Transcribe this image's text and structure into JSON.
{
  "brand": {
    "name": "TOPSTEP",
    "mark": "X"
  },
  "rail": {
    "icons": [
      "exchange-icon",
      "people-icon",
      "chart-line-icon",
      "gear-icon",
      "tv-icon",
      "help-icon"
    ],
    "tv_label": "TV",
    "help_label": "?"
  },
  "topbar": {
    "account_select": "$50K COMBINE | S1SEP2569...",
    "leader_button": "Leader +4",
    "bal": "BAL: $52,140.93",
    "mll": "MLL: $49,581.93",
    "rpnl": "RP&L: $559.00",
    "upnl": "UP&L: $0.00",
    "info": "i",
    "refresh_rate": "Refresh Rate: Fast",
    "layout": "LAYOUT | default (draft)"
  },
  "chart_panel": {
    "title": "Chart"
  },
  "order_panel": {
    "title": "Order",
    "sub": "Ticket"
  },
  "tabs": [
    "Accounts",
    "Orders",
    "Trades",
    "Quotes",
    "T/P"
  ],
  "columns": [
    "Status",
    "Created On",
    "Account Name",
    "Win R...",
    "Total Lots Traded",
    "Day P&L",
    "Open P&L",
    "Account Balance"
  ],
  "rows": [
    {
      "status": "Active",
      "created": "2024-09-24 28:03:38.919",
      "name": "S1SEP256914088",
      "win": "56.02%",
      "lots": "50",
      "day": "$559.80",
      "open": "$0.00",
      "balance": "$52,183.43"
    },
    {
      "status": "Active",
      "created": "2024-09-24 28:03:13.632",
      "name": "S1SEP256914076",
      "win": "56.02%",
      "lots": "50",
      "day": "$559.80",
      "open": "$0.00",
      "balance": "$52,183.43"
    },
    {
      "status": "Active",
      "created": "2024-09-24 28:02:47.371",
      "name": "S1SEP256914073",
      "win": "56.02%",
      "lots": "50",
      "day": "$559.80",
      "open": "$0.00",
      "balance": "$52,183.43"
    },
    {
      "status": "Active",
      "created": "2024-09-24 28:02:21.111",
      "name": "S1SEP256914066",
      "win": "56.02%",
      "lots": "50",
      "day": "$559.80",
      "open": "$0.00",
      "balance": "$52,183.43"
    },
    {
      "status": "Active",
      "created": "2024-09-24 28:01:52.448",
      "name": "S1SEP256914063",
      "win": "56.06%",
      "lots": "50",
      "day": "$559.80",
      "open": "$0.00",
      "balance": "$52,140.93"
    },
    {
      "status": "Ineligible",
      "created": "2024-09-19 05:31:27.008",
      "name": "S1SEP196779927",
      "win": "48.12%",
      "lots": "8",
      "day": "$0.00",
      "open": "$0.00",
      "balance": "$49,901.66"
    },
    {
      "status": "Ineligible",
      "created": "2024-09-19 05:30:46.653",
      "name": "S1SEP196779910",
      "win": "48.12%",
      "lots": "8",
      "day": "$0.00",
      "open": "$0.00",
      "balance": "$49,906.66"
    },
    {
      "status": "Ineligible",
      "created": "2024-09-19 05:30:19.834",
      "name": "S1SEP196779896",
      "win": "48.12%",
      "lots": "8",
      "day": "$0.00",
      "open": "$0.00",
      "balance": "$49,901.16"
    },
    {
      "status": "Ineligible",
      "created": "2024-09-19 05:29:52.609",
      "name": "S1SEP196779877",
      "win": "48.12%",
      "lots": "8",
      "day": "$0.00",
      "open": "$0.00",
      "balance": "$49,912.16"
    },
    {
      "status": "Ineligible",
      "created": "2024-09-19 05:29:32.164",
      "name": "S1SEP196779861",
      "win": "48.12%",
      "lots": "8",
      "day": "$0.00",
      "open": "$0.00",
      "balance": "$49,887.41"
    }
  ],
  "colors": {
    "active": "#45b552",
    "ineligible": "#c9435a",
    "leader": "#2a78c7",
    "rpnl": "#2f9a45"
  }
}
------------------------------------------------------------------------
→ Required work
Repeat the preceding lines exactly, please, every one of them.

→ Answer to the problem
Transcribe this image's text and structure into JSON.
{
  "brand": {
    "name": "TOPSTEP",
    "mark": "X"
  },
  "rail": {
    "icons": [
      "exchange-icon",
      "people-icon",
      "chart-line-icon",
      "gear-icon",
      "tv-icon",
      "help-icon"
    ],
    "tv_label": "TV",
    "help_label": "?"
  },
  "topbar": {
    "account_select": "$50K COMBINE | S1SEP2569...",
    "leader_button": "Leader +4",
    "bal": "BAL: $52,140.93",
    "mll": "MLL: $49,581.93",
    "rpnl": "RP&L: $559.00",
    "upnl": "UP&L: $0.00",
    "info": "i",
    "refresh_rate": "Refresh Rate: Fast",
    "layout": "LAYOUT | default (draft)"
  },
  "chart_panel": {
    "title": "Chart"
  },
  "order_panel": {
    "title": "Order",
    "sub": "Ticket"
  },
  "tabs": [
    "Accounts",
    "Orders",
    "Trades",
    "Quotes",
    "T/P"
  ],
  "columns": [
    "Status",
    "Created On",
    "Account Name",
    "Win R...",
    "Total Lots Traded",
    "Day P&L",
    "Open P&L",
    "Account Balance"
  ],
  "rows": [
    {
      "status": "Active",
      "created": "2024-09-24 28:03:38.919",
      "name": "S1SEP256914088",
      "win": "56.02%",
      "lots": "50",
      "day": "$559.80",
      "open": "$0.00",
      "balance": "$52,183.43"
    },
    {
      "status": "Active",
      "created": "2024-09-24 28:03:13.632",
      "name": "S1SEP256914076",
      "win": "56.02%",
      "lots": "50",
      "day": "$559.80",
      "open": "$0.00",
      "balance": "$52,183.43"
    },
    {
      "status": "Active",
      "created": "2024-09-24 28:02:47.371",
      "name": "S1SEP256914073",
      "win": "56.02%",
      "lots": "50",
      "day": "$559.80",
      "open": "$0.00",
      "balance": "$52,183.43"
    },
    {
      "status": "Active",
      "created": "2024-09-24 28:02:21.111",
      "name": "S1SEP256914066",
      "win": "56.02%",
      "lots": "50",
      "day": "$559.80",
      "open": "$0.00",
      "balance": "$52,183.43"
    },
    {
      "status": "Active",
      "created": "2024-09-24 28:01:52.448",
      "name": "S1SEP256914063",
      "win": "56.06%",
      "lots": "50",
      "day": "$559.80",
      "open": "$0.00",
      "balance": "$52,140.93"
    },
    {
      "status": "Ineligible",
      "created": "2024-09-19 05:31:27.008",
      "name": "S1SEP196779927",
      "win": "48.12%",
      "lots": "8",
      "day": "$0.00",
      "open": "$0.00",
      "balance": "$49,901.66"
    },
    {
      "status": "Ineligible",
      "created": "2024-09-19 05:30:46.653",
      "name": "S1SEP196779910",
      "win": "48.12%",
      "lots": "8",
      "day": "$0.00",
      "open": "$0.00",
      "balance": "$49,906.66"
    },
    {
      "status": "Ineligible",
      "created": "2024-09-19 05:30:19.834",
      "name": "S1SEP196779896",
      "win": "48.12%",
      "lots": "8",
      "day": "$0.00",
      "open": "$0.00",
      "balance": "$49,901.16"
    },
    {
      "status": "Ineligible",
      "created": "2024-09-19 05:29:52.609",
      "name": "S1SEP196779877",
      "win": "48.12%",
      "lots": "8",
      "day": "$0.00",
      "open": "$0.00",
      "balance": "$49,912.16"
    },
    {
      "status": "Ineligible",
      "created": "2024-09-19 05:29:32.164",
      "name": "S1SEP196779861",
      "win": "48.12%",
      "lots": "8",
      "day": "$0.00",
      "open": "$0.00",
      "balance": "$49,887.41"
    }
  ],
  "colors": {
    "active": "#45b552",
    "ineligible": "#c9435a",
    "leader": "#2a78c7",
    "rpnl": "#2f9a45"
  }
}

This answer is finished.